====== SUPPLIED RECORDS ======

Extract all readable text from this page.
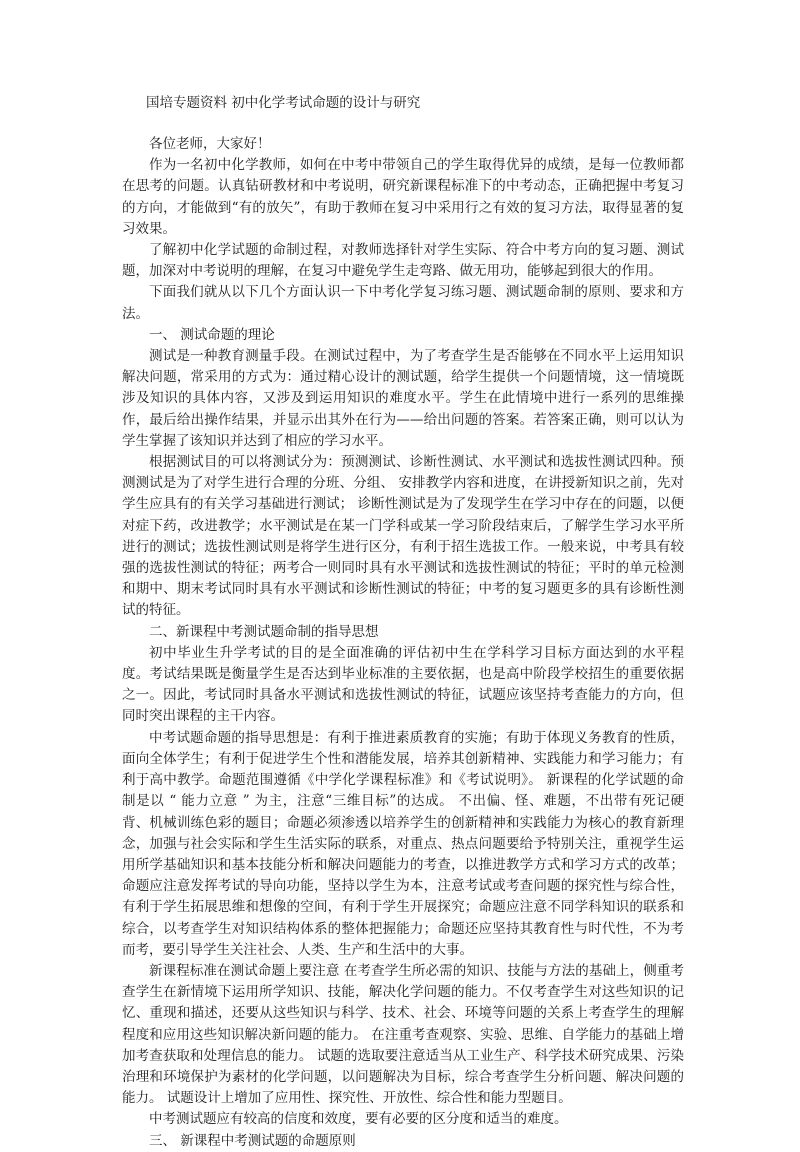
国培专题资料 初中化学考试命题的设计与研究

各位老师，大家好！

作为一名初中化学教师，如何在中考中带领自己的学生取得优异的成绩，是每一位教师都在思考的问题。认真钻研教材和中考说明，研究新课程标准下的中考动态，正确把握中考复习的方向，才能做到“有的放矢”，有助于教师在复习中采用行之有效的复习方法，取得显著的复习效果。

了解初中化学试题的命制过程，对教师选择针对学生实际、符合中考方向的复习题、测试题，加深对中考说明的理解，在复习中避免学生走弯路、做无用功，能够起到很大的作用。

下面我们就从以下几个方面认识一下中考化学复习练习题、测试题命制的原则、要求和方法。

一、 测试命题的理论

测试是一种教育测量手段。在测试过程中，为了考查学生是否能够在不同水平上运用知识解决问题，常采用的方式为：通过精心设计的测试题，给学生提供一个问题情境，这一情境既涉及知识的具体内容，又涉及到运用知识的难度水平。学生在此情境中进行一系列的思维操作，最后给出操作结果，并显示出其外在行为——给出问题的答案。若答案正确，则可以认为学生掌握了该知识并达到了相应的学习水平。

根据测试目的可以将测试分为：预测测试、诊断性测试、水平测试和选拔性测试四种。预测测试是为了对学生进行合理的分班、分组、 安排教学内容和进度，在讲授新知识之前，先对学生应具有的有关学习基础进行测试； 诊断性测试是为了发现学生在学习中存在的问题，以便对症下药，改进教学；水平测试是在某一门学科或某一学习阶段结束后，了解学生学习水平所进行的测试；选拔性测试则是将学生进行区分，有利于招生选拔工作。一般来说，中考具有较强的选拔性测试的特征；两考合一则同时具有水平测试和选拔性测试的特征；平时的单元检测和期中、期末考试同时具有水平测试和诊断性测试的特征；中考的复习题更多的具有诊断性测试的特征。

二、新课程中考测试题命制的指导思想

初中毕业生升学考试的目的是全面准确的评估初中生在学科学习目标方面达到的水平程度。考试结果既是衡量学生是否达到毕业标准的主要依据，也是高中阶段学校招生的重要依据之一。因此，考试同时具备水平测试和选拔性测试的特征，试题应该坚持考查能力的方向，但同时突出课程的主干内容。

中考试题命题的指导思想是：有利于推进素质教育的实施；有助于体现义务教育的性质，面向全体学生；有利于促进学生个性和潜能发展，培养其创新精神、实践能力和学习能力；有利于高中教学。命题范围遵循《中学化学课程标准》和《考试说明》。 新课程的化学试题的命制是以 “ 能力立意 ” 为主，注意“三维目标”的达成。 不出偏、怪、难题，不出带有死记硬背、机械训练色彩的题目；命题必须渗透以培养学生的创新精神和实践能力为核心的教育新理念，加强与社会实际和学生生活实际的联系，对重点、热点问题要给予特别关注，重视学生运用所学基础知识和基本技能分析和解决问题能力的考查，以推进教学方式和学习方式的改革；命题应注意发挥考试的导向功能，坚持以学生为本，注意考试或考查问题的探究性与综合性，有利于学生拓展思维和想像的空间，有利于学生开展探究；命题应注意不同学科知识的联系和综合，以考查学生对知识结构体系的整体把握能力；命题还应坚持其教育性与时代性，不为考而考，要引导学生关注社会、人类、生产和生活中的大事。

新课程标准在测试命题上要注意 在考查学生所必需的知识、技能与方法的基础上，侧重考查学生在新情境下运用所学知识、技能，解决化学问题的能力。不仅考查学生对这些知识的记忆、重现和描述，还要从这些知识与科学、技术、社会、环境等问题的关系上考查学生的理解程度和应用这些知识解决新问题的能力。 在注重考查观察、实验、思维、自学能力的基础上增加考查获取和处理信息的能力。 试题的选取要注意适当从工业生产、科学技术研究成果、污染治理和环境保护为素材的化学问题，以问题解决为目标，综合考查学生分析问题、解决问题的能力。 试题设计上增加了应用性、探究性、开放性、综合性和能力型题目。

中考测试题应有较高的信度和效度，要有必要的区分度和适当的难度。

三、 新课程中考测试题的命题原则
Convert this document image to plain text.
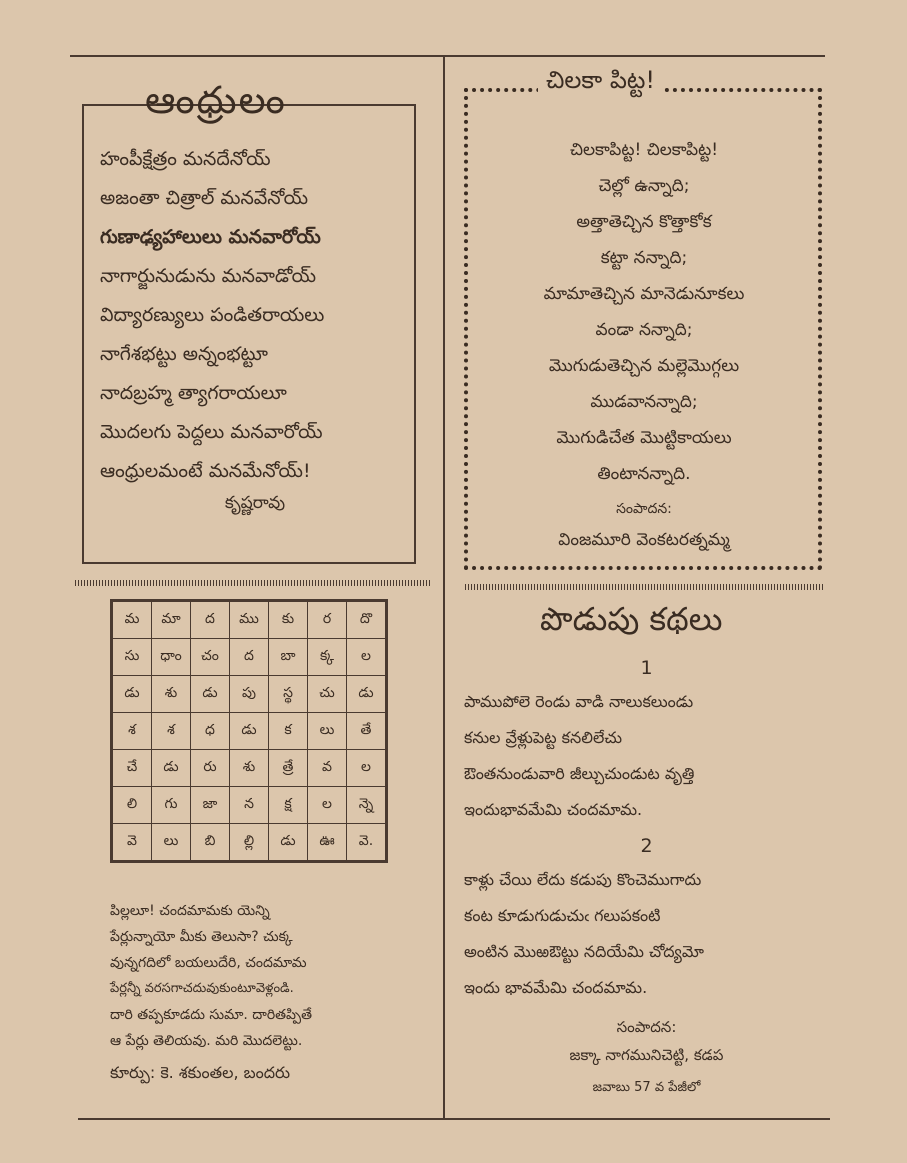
ఆంధ్రులం
హంపీక్షేత్రం మనదేనోయ్
అజంతా చిత్రాల్ మనవేనోయ్
గుణాఢ్యహాలులు మనవారోయ్
నాగార్జునుడును మనవాడోయ్
విద్యారణ్యులు పండితరాయలు
నాగేశభట్టు అన్నంభట్టూ
నాదబ్రహ్మ త్యాగరాయలూ
మొదలగు పెద్దలు మనవారోయ్
ఆంధ్రులమంటే మనమేనోయ్!
కృష్ణరావు
చిలకా పిట్ట!
చిలకాపిట్ట! చిలకాపిట్ట!
చెల్లో ఉన్నాది;
అత్తాతెచ్చిన కొత్తాకోక
కట్టా నన్నాది;
మామాతెచ్చిన మానెడునూకలు
వండా నన్నాది;
మొగుడుతెచ్చిన మల్లెమొగ్గలు
ముడవానన్నాది;
మొగుడిచేత మొట్టికాయలు
తింటానన్నాది.
సంపాదన:
వింజమూరి వెంకటరత్నమ్మ
మ	మా	ద	ము	కు	ర	దొ
సు	ధాం	చం	ద	బా	క్క	ల
డు	శు	డు	పు	స్థ	చు	డు
శ	శ	ధ	డు	క	లు	తే
చే	డు	రు	శు	త్రే	వ	ల
లి	గు	జా	న	క్ష	ల	న్నె
వె	లు	బి	ల్లి	డు	ఊ	వె.
పిల్లలూ! చందమామకు యెన్ని
పేర్లున్నాయో మీకు తెలుసా? చుక్క
వున్నగదిలో బయలుదేరి, చందమామ
పేర్లన్నీ వరసగాచదువుకుంటూవెళ్లండి.
దారి తప్పకూడదు సుమా. దారితప్పితే
ఆ పేర్లు తెలియవు. మరి మొదలెట్టు.
కూర్పు: కె. శకుంతల, బందరు
పొడుపు కథలు
1
పాముపోలె రెండు వాడి నాలుకలుండు
కనుల వ్రేళ్లుపెట్ట కనలిలేచు
ఔంతనుండువారి జీల్చుచుండుట వృత్తి
ఇందుభావమేమి చందమామ.
2
కాళ్లు చేయి లేదు కడుపు కొంచెముగాదు
కంట కూడుగుడుచుఁ గలుపకంటి
అంటిన మొఱఔట్టు నదియేమి చోద్యమో
ఇందు భావమేమి చందమామ.
సంపాదన:
జక్కా నాగమునిచెట్టి, కడప
జవాబు 57 వ పేజీలో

======

» TASK BRIEF
Say how many lines in the records hold "this", with the number as the whole reply.

» THE RESULT
2